> [Goal of the exercise] Go through the entries one line at a time, and gather every line that has the word "Brzina".
[Data section start]
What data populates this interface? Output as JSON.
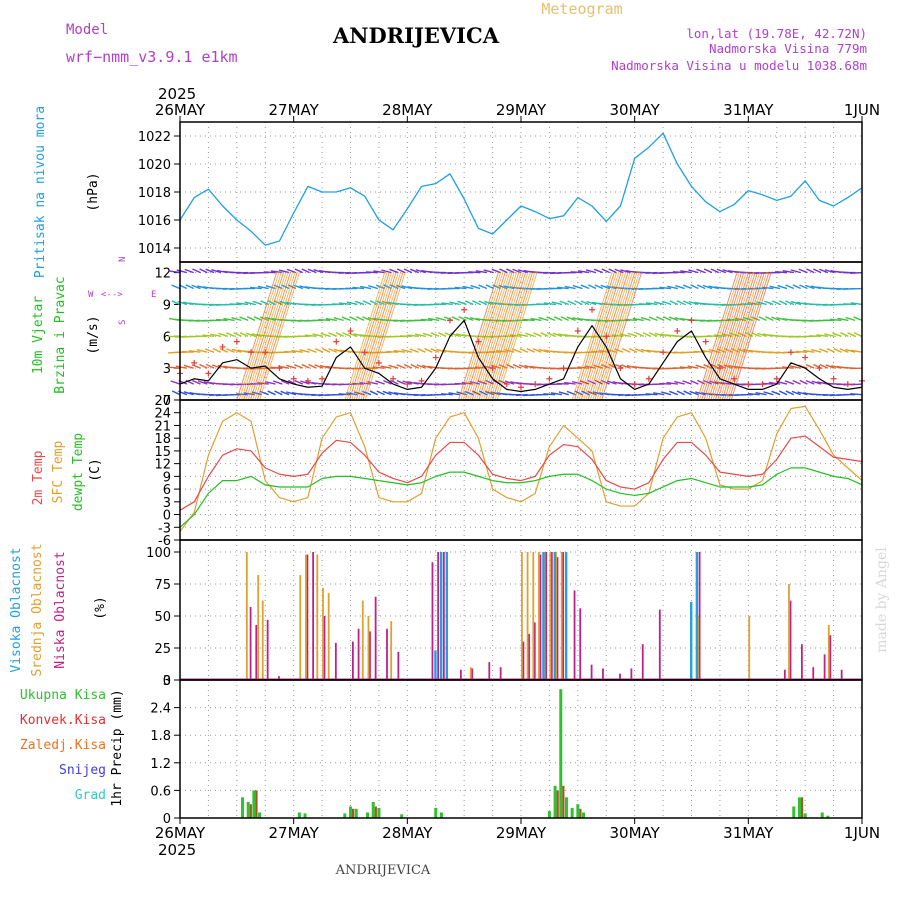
{
  "header": {
    "model_label": "Model",
    "model_name": "wrf−nmm_v3.9.1  e1km",
    "location": "ANDRIJEVICA",
    "chart_type_label": "Meteogram",
    "lonlat": "lon,lat (19.78E, 42.72N)",
    "elevation": "Nadmorska Visina 779m",
    "model_elevation": "Nadmorska Visina u modelu 1038.68m"
  },
  "footer": {
    "location": "ANDRIJEVICA",
    "credit": "made by Angel"
  },
  "colors": {
    "pressure": "#1ea0e6",
    "wind_speed": "#000000",
    "gust_marker": "#e63c3c",
    "temp_2m": "#e84a4a",
    "temp_sfc": "#e0a030",
    "dewpoint": "#22c022",
    "cloud_high": "#22a0e0",
    "cloud_mid": "#e0a030",
    "cloud_low": "#c0208a",
    "precip_total": "#30c030",
    "precip_conv": "#e03030",
    "precip_grid": "#f07020",
    "snow": "#4040e0",
    "graupel": "#30c8c8",
    "purple_text": "#b040c8",
    "gold_text": "#e8c070"
  },
  "chart_data": [
    {
      "type": "line",
      "title": "Pritisak na nivou mora",
      "ylabel": "(hPa)",
      "ylim": [
        1013,
        1023
      ],
      "yticks": [
        1014,
        1016,
        1018,
        1020,
        1022
      ],
      "x_unit": "days since 26MAY 2025 00UTC",
      "x": [
        0,
        0.125,
        0.25,
        0.375,
        0.5,
        0.625,
        0.75,
        0.875,
        1.0,
        1.125,
        1.25,
        1.375,
        1.5,
        1.625,
        1.75,
        1.875,
        2.0,
        2.125,
        2.25,
        2.375,
        2.5,
        2.625,
        2.75,
        2.875,
        3.0,
        3.125,
        3.25,
        3.375,
        3.5,
        3.625,
        3.75,
        3.875,
        4.0,
        4.125,
        4.25,
        4.375,
        4.5,
        4.625,
        4.75,
        4.875,
        5.0,
        5.125,
        5.25,
        5.375,
        5.5,
        5.625,
        5.75,
        5.875,
        6.0
      ],
      "series": [
        {
          "name": "pressure",
          "values": [
            1016.0,
            1017.6,
            1018.2,
            1017.0,
            1016.0,
            1015.2,
            1014.2,
            1014.5,
            1016.5,
            1018.4,
            1018.0,
            1018.0,
            1018.3,
            1017.7,
            1016.0,
            1015.3,
            1016.8,
            1018.4,
            1018.6,
            1019.3,
            1017.5,
            1015.4,
            1015.0,
            1016.0,
            1017.0,
            1016.6,
            1016.1,
            1016.3,
            1017.6,
            1017.0,
            1015.9,
            1017.0,
            1020.4,
            1021.2,
            1022.2,
            1020.0,
            1018.4,
            1017.3,
            1016.6,
            1017.1,
            1018.1,
            1017.8,
            1017.4,
            1017.7,
            1018.8,
            1017.4,
            1017.0,
            1017.6,
            1018.3
          ]
        }
      ]
    },
    {
      "type": "line",
      "title": "10m Vjetar Brzina i Pravac",
      "ylabel": "(m/s)",
      "direction_legend": [
        "N",
        "S",
        "W",
        "E"
      ],
      "ylim": [
        0,
        13
      ],
      "yticks": [
        0,
        3,
        6,
        9,
        12
      ],
      "x_unit": "days since 26MAY 2025 00UTC",
      "x": [
        0,
        0.125,
        0.25,
        0.375,
        0.5,
        0.625,
        0.75,
        0.875,
        1.0,
        1.125,
        1.25,
        1.375,
        1.5,
        1.625,
        1.75,
        1.875,
        2.0,
        2.125,
        2.25,
        2.375,
        2.5,
        2.625,
        2.75,
        2.875,
        3.0,
        3.125,
        3.25,
        3.375,
        3.5,
        3.625,
        3.75,
        3.875,
        4.0,
        4.125,
        4.25,
        4.375,
        4.5,
        4.625,
        4.75,
        4.875,
        5.0,
        5.125,
        5.25,
        5.375,
        5.5,
        5.625,
        5.75,
        5.875,
        6.0
      ],
      "series": [
        {
          "name": "wind_speed",
          "values": [
            1.5,
            2.0,
            1.8,
            3.5,
            3.8,
            3.0,
            3.2,
            2.0,
            1.5,
            1.2,
            1.3,
            4.0,
            5.0,
            3.0,
            2.5,
            1.5,
            1.0,
            1.2,
            3.0,
            6.0,
            7.5,
            4.0,
            2.0,
            1.0,
            0.8,
            1.0,
            1.5,
            2.0,
            5.0,
            7.0,
            5.0,
            2.0,
            1.0,
            1.5,
            3.5,
            5.5,
            6.5,
            4.0,
            2.0,
            1.5,
            1.0,
            1.0,
            1.5,
            3.5,
            3.0,
            2.0,
            1.2,
            1.0,
            1.2
          ]
        },
        {
          "name": "wind_gust",
          "values": [
            2.5,
            3.5,
            2.5,
            5.0,
            5.5,
            4.5,
            4.5,
            3.0,
            2.0,
            1.8,
            2.0,
            5.5,
            6.5,
            4.5,
            3.5,
            2.0,
            1.5,
            1.8,
            4.0,
            7.5,
            8.5,
            5.5,
            3.0,
            1.5,
            1.2,
            1.5,
            2.0,
            3.0,
            6.5,
            8.5,
            6.0,
            3.0,
            1.5,
            2.0,
            4.5,
            6.5,
            7.5,
            5.5,
            3.0,
            2.0,
            1.5,
            1.5,
            2.0,
            4.5,
            4.0,
            3.0,
            2.0,
            1.5,
            1.8
          ]
        }
      ]
    },
    {
      "type": "line",
      "title": "2m Temp / SFC Temp / dewpt Temp",
      "ylabel": "(C)",
      "ylim": [
        -6,
        27
      ],
      "yticks": [
        -6,
        -3,
        0,
        3,
        6,
        9,
        12,
        15,
        18,
        21,
        24,
        27
      ],
      "x_unit": "days since 26MAY 2025 00UTC",
      "x": [
        0,
        0.125,
        0.25,
        0.375,
        0.5,
        0.625,
        0.75,
        0.875,
        1.0,
        1.125,
        1.25,
        1.375,
        1.5,
        1.625,
        1.75,
        1.875,
        2.0,
        2.125,
        2.25,
        2.375,
        2.5,
        2.625,
        2.75,
        2.875,
        3.0,
        3.125,
        3.25,
        3.375,
        3.5,
        3.625,
        3.75,
        3.875,
        4.0,
        4.125,
        4.25,
        4.375,
        4.5,
        4.625,
        4.75,
        4.875,
        5.0,
        5.125,
        5.25,
        5.375,
        5.5,
        5.625,
        5.75,
        5.875,
        6.0
      ],
      "series": [
        {
          "name": "2m Temp",
          "values": [
            1.0,
            3.0,
            9.0,
            14.0,
            15.5,
            15.0,
            11.0,
            9.5,
            9.0,
            9.5,
            14.5,
            17.5,
            17.0,
            14.0,
            10.0,
            8.5,
            7.5,
            9.0,
            14.0,
            17.0,
            17.0,
            14.0,
            9.5,
            8.5,
            8.0,
            9.0,
            14.0,
            16.5,
            16.0,
            13.0,
            8.0,
            6.5,
            6.0,
            7.5,
            13.0,
            17.0,
            17.0,
            14.0,
            10.0,
            9.5,
            9.0,
            9.5,
            13.0,
            18.0,
            18.5,
            16.0,
            13.5,
            13.0,
            12.5
          ]
        },
        {
          "name": "SFC Temp",
          "values": [
            -4.0,
            0.5,
            14.0,
            22.0,
            24.0,
            22.0,
            8.0,
            4.0,
            3.0,
            4.0,
            18.0,
            23.0,
            24.0,
            16.0,
            4.0,
            3.0,
            3.0,
            5.0,
            18.0,
            23.0,
            24.0,
            18.0,
            6.0,
            4.0,
            3.0,
            5.0,
            16.0,
            21.0,
            18.0,
            15.0,
            3.0,
            2.0,
            2.0,
            5.0,
            18.0,
            23.0,
            24.0,
            18.0,
            7.0,
            6.0,
            6.0,
            8.0,
            19.0,
            25.0,
            25.5,
            20.0,
            14.0,
            11.0,
            8.0
          ]
        },
        {
          "name": "dewpt Temp",
          "values": [
            -3.0,
            0.0,
            5.0,
            8.0,
            8.0,
            9.0,
            7.0,
            6.5,
            6.5,
            6.5,
            8.5,
            9.0,
            9.0,
            8.5,
            8.0,
            7.5,
            7.0,
            7.5,
            9.0,
            10.0,
            10.0,
            9.0,
            8.0,
            7.5,
            7.5,
            8.0,
            9.0,
            9.5,
            9.5,
            8.0,
            6.0,
            5.0,
            4.5,
            5.0,
            6.5,
            8.0,
            8.5,
            7.5,
            6.5,
            6.5,
            6.5,
            7.0,
            9.5,
            11.0,
            11.0,
            10.0,
            9.0,
            8.5,
            7.0
          ]
        }
      ]
    },
    {
      "type": "bar",
      "title": "Visoka / Srednja / Niska Oblacnost",
      "ylabel": "(%)",
      "ylim": [
        0,
        100
      ],
      "yticks": [
        0,
        25,
        50,
        75,
        100
      ],
      "x_unit": "days since 26MAY 2025 00UTC",
      "series": [
        {
          "name": "Niska Oblacnost",
          "x": [
            0.6,
            0.65,
            0.75,
            0.85,
            1.1,
            1.15,
            1.25,
            1.35,
            1.5,
            1.55,
            1.65,
            1.7,
            1.8,
            1.9,
            2.2,
            2.25,
            2.3,
            2.45,
            2.55,
            2.7,
            2.8,
            3.0,
            3.05,
            3.1,
            3.15,
            3.2,
            3.25,
            3.3,
            3.35,
            3.45,
            3.5,
            3.6,
            3.7,
            3.85,
            3.95,
            4.05,
            4.2,
            4.55,
            5.3,
            5.35,
            5.45,
            5.55,
            5.65,
            5.7,
            5.8
          ],
          "values": [
            57,
            43,
            47,
            3,
            98,
            100,
            50,
            29,
            30,
            40,
            38,
            65,
            40,
            22,
            92,
            100,
            100,
            8,
            9,
            14,
            10,
            30,
            36,
            45,
            98,
            100,
            100,
            96,
            100,
            70,
            56,
            12,
            9,
            5,
            9,
            28,
            55,
            100,
            8,
            62,
            28,
            10,
            20,
            35,
            8
          ]
        },
        {
          "name": "Srednja Oblacnost",
          "x": [
            0.58,
            0.68,
            0.72,
            1.05,
            1.1,
            1.2,
            1.25,
            1.3,
            1.6,
            1.65,
            1.85,
            2.55,
            3.0,
            3.05,
            3.1,
            3.15,
            3.2,
            3.25,
            3.3,
            3.35,
            4.55,
            5.0,
            5.35,
            5.7
          ],
          "values": [
            100,
            82,
            62,
            82,
            98,
            98,
            72,
            68,
            62,
            50,
            46,
            10,
            100,
            100,
            100,
            100,
            100,
            100,
            100,
            100,
            50,
            50,
            75,
            43
          ]
        },
        {
          "name": "Visoka Oblacnost",
          "x": [
            2.25,
            2.3,
            2.35,
            3.2,
            3.3,
            3.4,
            4.5,
            4.55
          ],
          "values": [
            23,
            100,
            100,
            100,
            100,
            100,
            61,
            100
          ]
        }
      ]
    },
    {
      "type": "bar",
      "title": "1hr Precip",
      "ylabel": "(mm)",
      "ylim": [
        0,
        3
      ],
      "yticks": [
        0,
        0.6,
        1.2,
        1.8,
        2.4,
        3
      ],
      "x_unit": "days since 26MAY 2025 00UTC",
      "series": [
        {
          "name": "Ukupna Kisa",
          "x": [
            0.55,
            0.6,
            0.65,
            0.7,
            1.05,
            1.1,
            1.45,
            1.5,
            1.55,
            1.65,
            1.7,
            1.75,
            1.95,
            2.25,
            2.3,
            3.25,
            3.3,
            3.35,
            3.4,
            3.45,
            3.5,
            3.55,
            5.4,
            5.45,
            5.5,
            5.65,
            5.7
          ],
          "values": [
            0.45,
            0.35,
            0.6,
            0.12,
            0.12,
            0.1,
            0.1,
            0.25,
            0.2,
            0.12,
            0.35,
            0.22,
            0.08,
            0.22,
            0.12,
            0.15,
            0.7,
            2.8,
            0.45,
            0.22,
            0.3,
            0.12,
            0.25,
            0.45,
            0.1,
            0.12,
            0.05
          ]
        },
        {
          "name": "Konvek.Kisa",
          "x": [
            0.6,
            0.65,
            1.5,
            1.7,
            3.3,
            3.35,
            3.5,
            5.45
          ],
          "values": [
            0.3,
            0.6,
            0.2,
            0.25,
            0.6,
            0.7,
            0.2,
            0.45
          ]
        },
        {
          "name": "Zaledj.Kisa",
          "x": [],
          "values": []
        },
        {
          "name": "Snijeg",
          "x": [],
          "values": []
        },
        {
          "name": "Grad",
          "x": [],
          "values": []
        }
      ]
    }
  ],
  "x_axis": {
    "top_year": "2025",
    "bottom_year": "2025",
    "day_labels": [
      "26MAY",
      "27MAY",
      "28MAY",
      "29MAY",
      "30MAY",
      "31MAY",
      "1JUN"
    ]
  },
  "panel_labels": {
    "pressure": [
      "Pritisak na nivou mora"
    ],
    "pressure_unit": "(hPa)",
    "wind": [
      "10m Vjetar",
      "Brzina i Pravac"
    ],
    "wind_unit": "(m/s)",
    "temp_2m": "2m Temp",
    "temp_sfc": "SFC Temp",
    "temp_dew": "dewpt Temp",
    "temp_unit": "(C)",
    "cloud_high": "Visoka Oblacnost",
    "cloud_mid": "Srednja Oblacnost",
    "cloud_low": "Niska Oblacnost",
    "cloud_unit": "(%)",
    "precip_unit": "1hr Precip (mm)",
    "precip_legend": [
      "Ukupna  Kisa",
      "Konvek.Kisa",
      "Zaledj.Kisa",
      "Snijeg",
      "Grad"
    ]
  }
}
[Data section end]
> [Worked answer]
      "title": "10m Vjetar Brzina i Pravac",
      "Brzina i Pravac"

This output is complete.